BEGIN STORED RECORDS
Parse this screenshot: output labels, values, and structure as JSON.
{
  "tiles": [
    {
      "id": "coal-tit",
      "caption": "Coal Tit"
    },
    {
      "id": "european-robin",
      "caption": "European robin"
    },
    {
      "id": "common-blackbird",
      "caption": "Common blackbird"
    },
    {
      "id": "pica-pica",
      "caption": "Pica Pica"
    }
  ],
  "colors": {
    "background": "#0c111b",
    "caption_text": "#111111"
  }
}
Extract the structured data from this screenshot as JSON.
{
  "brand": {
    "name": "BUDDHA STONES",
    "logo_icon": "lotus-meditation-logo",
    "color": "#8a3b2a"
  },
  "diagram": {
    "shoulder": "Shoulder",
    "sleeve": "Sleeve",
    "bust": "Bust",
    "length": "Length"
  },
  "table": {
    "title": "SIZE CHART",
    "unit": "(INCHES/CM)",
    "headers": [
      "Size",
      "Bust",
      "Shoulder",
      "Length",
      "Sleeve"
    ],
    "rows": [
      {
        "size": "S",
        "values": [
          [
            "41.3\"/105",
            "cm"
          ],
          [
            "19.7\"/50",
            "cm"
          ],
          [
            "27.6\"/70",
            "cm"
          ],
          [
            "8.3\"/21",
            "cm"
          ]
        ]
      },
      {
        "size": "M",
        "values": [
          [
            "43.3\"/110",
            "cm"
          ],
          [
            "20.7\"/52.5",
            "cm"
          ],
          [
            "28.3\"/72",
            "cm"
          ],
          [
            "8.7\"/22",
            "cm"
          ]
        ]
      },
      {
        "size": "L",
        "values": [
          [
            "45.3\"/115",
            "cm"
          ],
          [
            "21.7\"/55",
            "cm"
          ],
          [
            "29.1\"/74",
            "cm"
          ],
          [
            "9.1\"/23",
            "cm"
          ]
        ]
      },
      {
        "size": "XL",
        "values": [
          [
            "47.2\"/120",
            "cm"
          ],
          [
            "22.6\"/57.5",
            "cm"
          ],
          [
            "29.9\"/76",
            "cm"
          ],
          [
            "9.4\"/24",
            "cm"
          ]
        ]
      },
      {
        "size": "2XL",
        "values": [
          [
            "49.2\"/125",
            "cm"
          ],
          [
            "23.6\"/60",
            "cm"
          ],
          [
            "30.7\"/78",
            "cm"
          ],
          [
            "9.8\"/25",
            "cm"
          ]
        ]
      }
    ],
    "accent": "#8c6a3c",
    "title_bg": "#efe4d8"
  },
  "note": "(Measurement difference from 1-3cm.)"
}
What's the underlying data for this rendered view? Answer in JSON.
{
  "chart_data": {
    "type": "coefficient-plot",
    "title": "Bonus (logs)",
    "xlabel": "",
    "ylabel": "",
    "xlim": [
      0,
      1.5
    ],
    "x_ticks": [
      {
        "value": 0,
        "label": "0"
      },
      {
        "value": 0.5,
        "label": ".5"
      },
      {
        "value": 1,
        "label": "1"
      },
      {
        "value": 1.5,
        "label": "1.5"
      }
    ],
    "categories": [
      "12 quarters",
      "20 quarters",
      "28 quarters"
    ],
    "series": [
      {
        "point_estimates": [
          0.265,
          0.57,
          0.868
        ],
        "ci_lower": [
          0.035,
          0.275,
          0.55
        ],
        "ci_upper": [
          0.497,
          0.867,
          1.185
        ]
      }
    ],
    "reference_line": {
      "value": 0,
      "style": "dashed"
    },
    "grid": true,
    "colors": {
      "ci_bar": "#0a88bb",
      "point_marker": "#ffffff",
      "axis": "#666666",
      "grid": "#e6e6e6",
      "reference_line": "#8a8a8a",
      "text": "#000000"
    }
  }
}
END STORED RECORDS
*DO THIS*. Write out the whole listing again. Match it word for word.

*RESULT*.
Parse this screenshot: output labels, values, and structure as JSON.
{
  "tiles": [
    {
      "id": "coal-tit",
      "caption": "Coal Tit"
    },
    {
      "id": "european-robin",
      "caption": "European robin"
    },
    {
      "id": "common-blackbird",
      "caption": "Common blackbird"
    },
    {
      "id": "pica-pica",
      "caption": "Pica Pica"
    }
  ],
  "colors": {
    "background": "#0c111b",
    "caption_text": "#111111"
  }
}
Extract the structured data from this screenshot as JSON.
{
  "brand": {
    "name": "BUDDHA STONES",
    "logo_icon": "lotus-meditation-logo",
    "color": "#8a3b2a"
  },
  "diagram": {
    "shoulder": "Shoulder",
    "sleeve": "Sleeve",
    "bust": "Bust",
    "length": "Length"
  },
  "table": {
    "title": "SIZE CHART",
    "unit": "(INCHES/CM)",
    "headers": [
      "Size",
      "Bust",
      "Shoulder",
      "Length",
      "Sleeve"
    ],
    "rows": [
      {
        "size": "S",
        "values": [
          [
            "41.3\"/105",
            "cm"
          ],
          [
            "19.7\"/50",
            "cm"
          ],
          [
            "27.6\"/70",
            "cm"
          ],
          [
            "8.3\"/21",
            "cm"
          ]
        ]
      },
      {
        "size": "M",
        "values": [
          [
            "43.3\"/110",
            "cm"
          ],
          [
            "20.7\"/52.5",
            "cm"
          ],
          [
            "28.3\"/72",
            "cm"
          ],
          [
            "8.7\"/22",
            "cm"
          ]
        ]
      },
      {
        "size": "L",
        "values": [
          [
            "45.3\"/115",
            "cm"
          ],
          [
            "21.7\"/55",
            "cm"
          ],
          [
            "29.1\"/74",
            "cm"
          ],
          [
            "9.1\"/23",
            "cm"
          ]
        ]
      },
      {
        "size": "XL",
        "values": [
          [
            "47.2\"/120",
            "cm"
          ],
          [
            "22.6\"/57.5",
            "cm"
          ],
          [
            "29.9\"/76",
            "cm"
          ],
          [
            "9.4\"/24",
            "cm"
          ]
        ]
      },
      {
        "size": "2XL",
        "values": [
          [
            "49.2\"/125",
            "cm"
          ],
          [
            "23.6\"/60",
            "cm"
          ],
          [
            "30.7\"/78",
            "cm"
          ],
          [
            "9.8\"/25",
            "cm"
          ]
        ]
      }
    ],
    "accent": "#8c6a3c",
    "title_bg": "#efe4d8"
  },
  "note": "(Measurement difference from 1-3cm.)"
}
What's the underlying data for this rendered view? Answer in JSON.
{
  "chart_data": {
    "type": "coefficient-plot",
    "title": "Bonus (logs)",
    "xlabel": "",
    "ylabel": "",
    "xlim": [
      0,
      1.5
    ],
    "x_ticks": [
      {
        "value": 0,
        "label": "0"
      },
      {
        "value": 0.5,
        "label": ".5"
      },
      {
        "value": 1,
        "label": "1"
      },
      {
        "value": 1.5,
        "label": "1.5"
      }
    ],
    "categories": [
      "12 quarters",
      "20 quarters",
      "28 quarters"
    ],
    "series": [
      {
        "point_estimates": [
          0.265,
          0.57,
          0.868
        ],
        "ci_lower": [
          0.035,
          0.275,
          0.55
        ],
        "ci_upper": [
          0.497,
          0.867,
          1.185
        ]
      }
    ],
    "reference_line": {
      "value": 0,
      "style": "dashed"
    },
    "grid": true,
    "colors": {
      "ci_bar": "#0a88bb",
      "point_marker": "#ffffff",
      "axis": "#666666",
      "grid": "#e6e6e6",
      "reference_line": "#8a8a8a",
      "text": "#000000"
    }
  }
}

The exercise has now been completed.